Dataset entries
= = = = = = =

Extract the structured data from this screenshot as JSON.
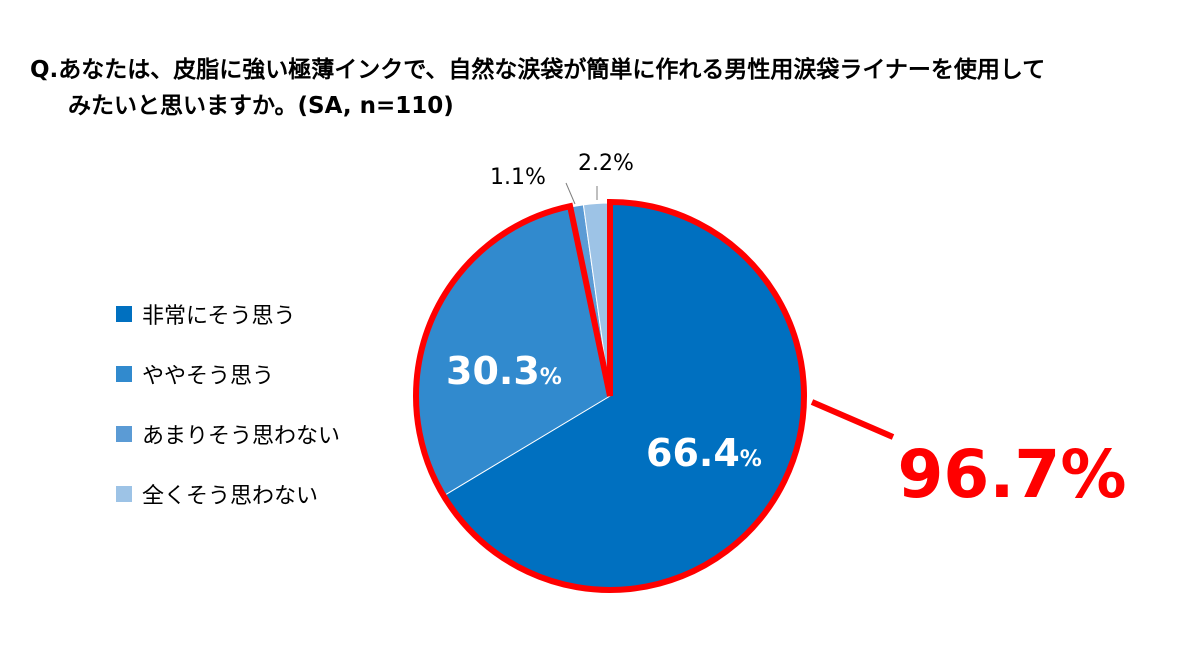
{
  "title": {
    "line1": "Q.あなたは、皮脂に強い極薄インクで、自然な涙袋が簡単に作れる男性用涙袋ライナーを使用して",
    "line2": "みたいと思いますか。(SA, n=110)"
  },
  "callout": {
    "label": "96.7%",
    "color": "#ff0000"
  },
  "chart_data": {
    "type": "pie",
    "title": "Q.あなたは、皮脂に強い極薄インクで、自然な涙袋が簡単に作れる男性用涙袋ライナーを使用してみたいと思いますか。(SA, n=110)",
    "unit": "%",
    "start": "12 o'clock, clockwise",
    "legend_position": "left",
    "slices": [
      {
        "label": "非常にそう思う",
        "value": 66.4,
        "value_label": "66.4",
        "color": "#0070c0"
      },
      {
        "label": "ややそう思う",
        "value": 30.3,
        "value_label": "30.3",
        "color": "#318ace"
      },
      {
        "label": "あまりそう思わない",
        "value": 1.1,
        "value_label": "1.1%",
        "color": "#5b9bd5"
      },
      {
        "label": "全くそう思わない",
        "value": 2.2,
        "value_label": "2.2%",
        "color": "#9dc3e6"
      }
    ]
  }
}
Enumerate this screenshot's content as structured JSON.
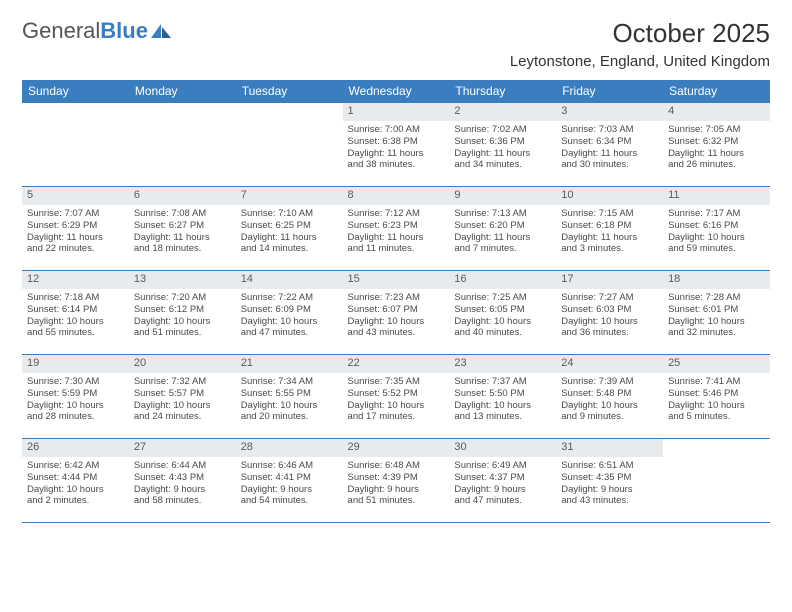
{
  "brand": {
    "word1": "General",
    "word2": "Blue"
  },
  "title": "October 2025",
  "location": "Leytonstone, England, United Kingdom",
  "colors": {
    "accent": "#3b7ec0",
    "daynum_bg": "#e8ebee",
    "text": "#4a4a4a"
  },
  "weekdays": [
    "Sunday",
    "Monday",
    "Tuesday",
    "Wednesday",
    "Thursday",
    "Friday",
    "Saturday"
  ],
  "weeks": [
    [
      null,
      null,
      null,
      {
        "d": "1",
        "sr": "Sunrise: 7:00 AM",
        "ss": "Sunset: 6:38 PM",
        "dl1": "Daylight: 11 hours",
        "dl2": "and 38 minutes."
      },
      {
        "d": "2",
        "sr": "Sunrise: 7:02 AM",
        "ss": "Sunset: 6:36 PM",
        "dl1": "Daylight: 11 hours",
        "dl2": "and 34 minutes."
      },
      {
        "d": "3",
        "sr": "Sunrise: 7:03 AM",
        "ss": "Sunset: 6:34 PM",
        "dl1": "Daylight: 11 hours",
        "dl2": "and 30 minutes."
      },
      {
        "d": "4",
        "sr": "Sunrise: 7:05 AM",
        "ss": "Sunset: 6:32 PM",
        "dl1": "Daylight: 11 hours",
        "dl2": "and 26 minutes."
      }
    ],
    [
      {
        "d": "5",
        "sr": "Sunrise: 7:07 AM",
        "ss": "Sunset: 6:29 PM",
        "dl1": "Daylight: 11 hours",
        "dl2": "and 22 minutes."
      },
      {
        "d": "6",
        "sr": "Sunrise: 7:08 AM",
        "ss": "Sunset: 6:27 PM",
        "dl1": "Daylight: 11 hours",
        "dl2": "and 18 minutes."
      },
      {
        "d": "7",
        "sr": "Sunrise: 7:10 AM",
        "ss": "Sunset: 6:25 PM",
        "dl1": "Daylight: 11 hours",
        "dl2": "and 14 minutes."
      },
      {
        "d": "8",
        "sr": "Sunrise: 7:12 AM",
        "ss": "Sunset: 6:23 PM",
        "dl1": "Daylight: 11 hours",
        "dl2": "and 11 minutes."
      },
      {
        "d": "9",
        "sr": "Sunrise: 7:13 AM",
        "ss": "Sunset: 6:20 PM",
        "dl1": "Daylight: 11 hours",
        "dl2": "and 7 minutes."
      },
      {
        "d": "10",
        "sr": "Sunrise: 7:15 AM",
        "ss": "Sunset: 6:18 PM",
        "dl1": "Daylight: 11 hours",
        "dl2": "and 3 minutes."
      },
      {
        "d": "11",
        "sr": "Sunrise: 7:17 AM",
        "ss": "Sunset: 6:16 PM",
        "dl1": "Daylight: 10 hours",
        "dl2": "and 59 minutes."
      }
    ],
    [
      {
        "d": "12",
        "sr": "Sunrise: 7:18 AM",
        "ss": "Sunset: 6:14 PM",
        "dl1": "Daylight: 10 hours",
        "dl2": "and 55 minutes."
      },
      {
        "d": "13",
        "sr": "Sunrise: 7:20 AM",
        "ss": "Sunset: 6:12 PM",
        "dl1": "Daylight: 10 hours",
        "dl2": "and 51 minutes."
      },
      {
        "d": "14",
        "sr": "Sunrise: 7:22 AM",
        "ss": "Sunset: 6:09 PM",
        "dl1": "Daylight: 10 hours",
        "dl2": "and 47 minutes."
      },
      {
        "d": "15",
        "sr": "Sunrise: 7:23 AM",
        "ss": "Sunset: 6:07 PM",
        "dl1": "Daylight: 10 hours",
        "dl2": "and 43 minutes."
      },
      {
        "d": "16",
        "sr": "Sunrise: 7:25 AM",
        "ss": "Sunset: 6:05 PM",
        "dl1": "Daylight: 10 hours",
        "dl2": "and 40 minutes."
      },
      {
        "d": "17",
        "sr": "Sunrise: 7:27 AM",
        "ss": "Sunset: 6:03 PM",
        "dl1": "Daylight: 10 hours",
        "dl2": "and 36 minutes."
      },
      {
        "d": "18",
        "sr": "Sunrise: 7:28 AM",
        "ss": "Sunset: 6:01 PM",
        "dl1": "Daylight: 10 hours",
        "dl2": "and 32 minutes."
      }
    ],
    [
      {
        "d": "19",
        "sr": "Sunrise: 7:30 AM",
        "ss": "Sunset: 5:59 PM",
        "dl1": "Daylight: 10 hours",
        "dl2": "and 28 minutes."
      },
      {
        "d": "20",
        "sr": "Sunrise: 7:32 AM",
        "ss": "Sunset: 5:57 PM",
        "dl1": "Daylight: 10 hours",
        "dl2": "and 24 minutes."
      },
      {
        "d": "21",
        "sr": "Sunrise: 7:34 AM",
        "ss": "Sunset: 5:55 PM",
        "dl1": "Daylight: 10 hours",
        "dl2": "and 20 minutes."
      },
      {
        "d": "22",
        "sr": "Sunrise: 7:35 AM",
        "ss": "Sunset: 5:52 PM",
        "dl1": "Daylight: 10 hours",
        "dl2": "and 17 minutes."
      },
      {
        "d": "23",
        "sr": "Sunrise: 7:37 AM",
        "ss": "Sunset: 5:50 PM",
        "dl1": "Daylight: 10 hours",
        "dl2": "and 13 minutes."
      },
      {
        "d": "24",
        "sr": "Sunrise: 7:39 AM",
        "ss": "Sunset: 5:48 PM",
        "dl1": "Daylight: 10 hours",
        "dl2": "and 9 minutes."
      },
      {
        "d": "25",
        "sr": "Sunrise: 7:41 AM",
        "ss": "Sunset: 5:46 PM",
        "dl1": "Daylight: 10 hours",
        "dl2": "and 5 minutes."
      }
    ],
    [
      {
        "d": "26",
        "sr": "Sunrise: 6:42 AM",
        "ss": "Sunset: 4:44 PM",
        "dl1": "Daylight: 10 hours",
        "dl2": "and 2 minutes."
      },
      {
        "d": "27",
        "sr": "Sunrise: 6:44 AM",
        "ss": "Sunset: 4:43 PM",
        "dl1": "Daylight: 9 hours",
        "dl2": "and 58 minutes."
      },
      {
        "d": "28",
        "sr": "Sunrise: 6:46 AM",
        "ss": "Sunset: 4:41 PM",
        "dl1": "Daylight: 9 hours",
        "dl2": "and 54 minutes."
      },
      {
        "d": "29",
        "sr": "Sunrise: 6:48 AM",
        "ss": "Sunset: 4:39 PM",
        "dl1": "Daylight: 9 hours",
        "dl2": "and 51 minutes."
      },
      {
        "d": "30",
        "sr": "Sunrise: 6:49 AM",
        "ss": "Sunset: 4:37 PM",
        "dl1": "Daylight: 9 hours",
        "dl2": "and 47 minutes."
      },
      {
        "d": "31",
        "sr": "Sunrise: 6:51 AM",
        "ss": "Sunset: 4:35 PM",
        "dl1": "Daylight: 9 hours",
        "dl2": "and 43 minutes."
      },
      null
    ]
  ]
}
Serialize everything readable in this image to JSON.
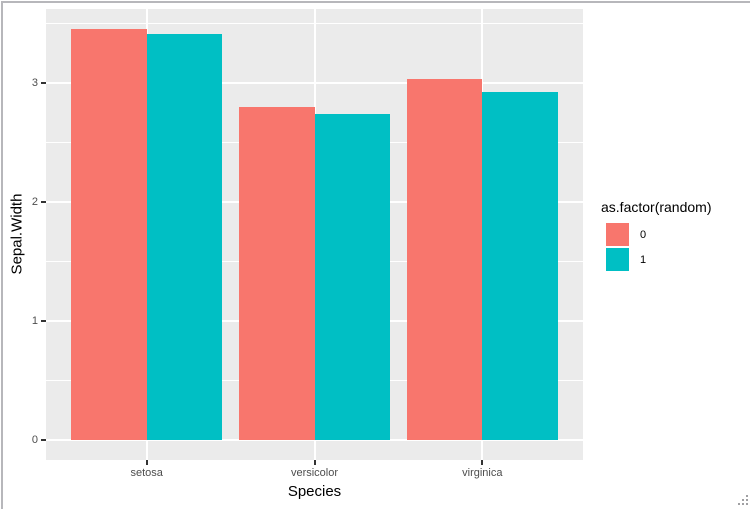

= = = = = = =

Problem to solve
Make a tally of the lines in this data that include the string "あなたは", and answer with that tally alone.

Expected answer
2